A cena de origem do menino
que "nasceu em Belém, na Judéia,
ao tempo do rei Herodes", como
relata Matheus em seu Evangelho,
é transportada para o universo
dos santeiros do povo, aqueles
que esculpem imagens de barro,
madeira, papelão e pano.
À fabricação dos santos pelos
homens, somam-se as roupas
bordadas pelas mulheres, as bandeiras e os hinos que remetem à
história das imagens sacras.
No espetáculo cênico-musical
"Presépio da Paz", são incorporadas 13 estátuas que medem de três
a quatro palmos de altura cada
uma. Elas reproduzem Jesus, Maria, José, os pastores, os ciganos e
os reis.
A idéia é seguir os passos de são
Francisco de Assis (1181-1226),
que, para irradiar devoção, lançou em Greccio, na Itália, na noite
de Natal de 1223, os fundamentos
do culto popular ao presépio
-do latim "praesepiu", que designa a manjedoura onde o Menino Jesus foi posto ao nascer.
O santo mandou preparar o
presépio dentro de uma paisagem
natural, em meio a palha, o boi e o
burrico.

LISTA DE TAREFAS »
(a) Por favor, reescreva o trecho do texto sobre o presépio começando em "A cena de origem" e terminando em "das imagens sacras.", trocando "santeiros" por "artesãos".
(b) Segundo o texto sobre o presépio, onde e quando são Francisco de Assis lançou os fundamentos do culto popular ao presépio?
(c) Dê continuidade ao texto sobre o presépio a partir da última frase apresentada.

INFORMAÇÕES FORNECIDAS »

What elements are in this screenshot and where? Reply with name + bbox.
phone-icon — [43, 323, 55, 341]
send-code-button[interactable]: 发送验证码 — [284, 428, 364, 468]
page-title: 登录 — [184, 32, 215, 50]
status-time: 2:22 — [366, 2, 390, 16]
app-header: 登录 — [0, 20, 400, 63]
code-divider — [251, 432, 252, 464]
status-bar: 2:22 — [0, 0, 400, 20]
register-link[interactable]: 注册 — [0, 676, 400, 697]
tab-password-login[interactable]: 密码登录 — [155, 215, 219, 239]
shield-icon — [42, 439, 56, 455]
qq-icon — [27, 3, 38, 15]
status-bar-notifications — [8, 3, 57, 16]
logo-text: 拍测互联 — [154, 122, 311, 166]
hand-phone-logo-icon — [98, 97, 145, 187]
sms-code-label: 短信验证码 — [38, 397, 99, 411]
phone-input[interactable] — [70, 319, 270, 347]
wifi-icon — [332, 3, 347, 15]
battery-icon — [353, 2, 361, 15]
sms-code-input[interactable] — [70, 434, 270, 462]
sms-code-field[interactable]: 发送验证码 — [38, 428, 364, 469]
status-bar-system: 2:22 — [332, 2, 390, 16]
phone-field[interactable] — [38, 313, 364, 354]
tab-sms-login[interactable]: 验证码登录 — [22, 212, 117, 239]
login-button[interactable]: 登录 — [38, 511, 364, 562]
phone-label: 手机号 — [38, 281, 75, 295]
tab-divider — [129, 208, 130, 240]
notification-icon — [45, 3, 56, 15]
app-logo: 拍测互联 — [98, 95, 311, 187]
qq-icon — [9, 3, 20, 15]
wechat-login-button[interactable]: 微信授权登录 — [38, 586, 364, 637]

--

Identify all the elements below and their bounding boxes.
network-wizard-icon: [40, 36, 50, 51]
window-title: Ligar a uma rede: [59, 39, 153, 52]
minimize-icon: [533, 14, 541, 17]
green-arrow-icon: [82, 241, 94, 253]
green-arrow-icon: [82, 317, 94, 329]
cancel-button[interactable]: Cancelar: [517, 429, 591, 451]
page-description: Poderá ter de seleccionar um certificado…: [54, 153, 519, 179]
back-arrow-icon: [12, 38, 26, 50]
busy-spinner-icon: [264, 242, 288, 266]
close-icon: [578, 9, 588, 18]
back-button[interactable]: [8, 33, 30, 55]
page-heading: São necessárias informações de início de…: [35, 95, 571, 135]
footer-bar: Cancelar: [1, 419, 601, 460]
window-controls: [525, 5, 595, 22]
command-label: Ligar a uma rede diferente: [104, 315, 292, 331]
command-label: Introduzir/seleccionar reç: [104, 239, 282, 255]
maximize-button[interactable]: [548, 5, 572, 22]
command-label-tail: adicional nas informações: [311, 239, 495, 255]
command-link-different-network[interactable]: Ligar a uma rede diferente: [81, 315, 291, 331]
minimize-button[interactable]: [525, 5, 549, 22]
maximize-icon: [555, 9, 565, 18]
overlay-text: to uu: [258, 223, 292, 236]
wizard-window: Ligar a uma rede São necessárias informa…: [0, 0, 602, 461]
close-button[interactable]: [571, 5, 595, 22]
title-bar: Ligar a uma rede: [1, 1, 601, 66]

RESULTADOS DO EXERCÍCIO »
(a)
A cena de origem do menino
que "nasceu em Belém, na Judéia,
ao tempo do rei Herodes", como
relata Matheus em seu Evangelho,
é transportada para o universo
dos artesãos do povo, aqueles
que esculpem imagens de barro,
madeira, papelão e pano.
À fabricação dos santos pelos
homens, somam-se as roupas
bordadas pelas mulheres, as bandeiras e os hinos que remetem à
história das imagens sacras.

(b) Em Greccio, na Itália, na noite de Natal de 1223.

(c)
Na encenação de Lima, que estreou em 2001 no Sesc Belenzinho
e agora ganha temporada de três
semanas no Itaú Cultural, 13 estátuas (esculpidas pelo próprio e
vestidas com paramentos costurados pelas atrizes-cantoras) estão dispostas em pedestais ou cubos em diferentes pontos da sala
de espetáculo.
Elas são conduzidas pelos intérpretes, uma a uma, sob o respectivo hino, a uma mesa posicionada
no centro do palco. O público
acompanha tudo sentado. Não é
uma procissão, formato de alguns
trabalhos de Lima.
Ao final, se configura o presépio. No interior e no Nordeste do
país, os membros da irmandade
que montam a festa sagrada, também conhecida por lapinha, costumam fazer doações aos santos
que permanecem expostos em
dezembro e início de janeiro.
"É como se você fosse montando o presépio na sala de visita de
sua casa, com imagens pequeninas trazidas por uma pessoa que
vem do quarto com um anjo, outra da cozinha com uma Maria,
outra da porta de entrada com José, e assim por diante", ilustra a
atriz Mônica Nassif, 29.
Ela integra a Cia. Circo Branco,
braço do conjunto cênico-musical As Pastorinhas, que acompanha Lima desde "Auto da Paixão", há dez anos, e aqui é apelidado Banda da Irmandade das
Almas de Belém.
Lima tem apreço em "renomear" o conjunto quando este
não está representado pelas 12
"pastorinhas", algumas com trabalhos paralelos e ora impedidas
de participar. Mas estão ali a
maioria, como Miriam Maria, Tata Fernandes, Edna Aguiar e Simone Julian, que compartilham a
cena com convidados.
É uma cantoria, mas não está
longe de um auto sacramental, de
uma composição dramática.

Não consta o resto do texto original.